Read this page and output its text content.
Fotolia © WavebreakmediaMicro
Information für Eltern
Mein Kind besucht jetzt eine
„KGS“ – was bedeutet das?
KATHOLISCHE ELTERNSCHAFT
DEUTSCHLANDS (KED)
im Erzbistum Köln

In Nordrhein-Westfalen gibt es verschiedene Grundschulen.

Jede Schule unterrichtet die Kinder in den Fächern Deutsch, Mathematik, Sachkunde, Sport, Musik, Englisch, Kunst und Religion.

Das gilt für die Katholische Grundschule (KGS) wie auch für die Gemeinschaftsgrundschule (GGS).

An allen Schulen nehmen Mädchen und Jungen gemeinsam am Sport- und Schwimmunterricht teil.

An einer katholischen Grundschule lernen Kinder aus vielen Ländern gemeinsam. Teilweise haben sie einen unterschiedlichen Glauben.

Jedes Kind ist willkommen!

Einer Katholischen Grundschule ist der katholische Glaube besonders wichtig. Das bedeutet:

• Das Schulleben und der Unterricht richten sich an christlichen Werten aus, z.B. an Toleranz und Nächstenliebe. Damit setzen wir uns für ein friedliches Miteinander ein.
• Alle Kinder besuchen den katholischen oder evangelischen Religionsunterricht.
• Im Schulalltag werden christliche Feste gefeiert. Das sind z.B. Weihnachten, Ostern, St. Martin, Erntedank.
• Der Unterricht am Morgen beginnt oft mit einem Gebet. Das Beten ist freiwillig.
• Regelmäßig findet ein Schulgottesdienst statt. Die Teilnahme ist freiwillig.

──────────────────────────────

▸ WORK REQUIRED: The word "gemeinsam" appears in how many lines of the data? Answer with only the number.

▸ ANSWER TO THE TASK: 2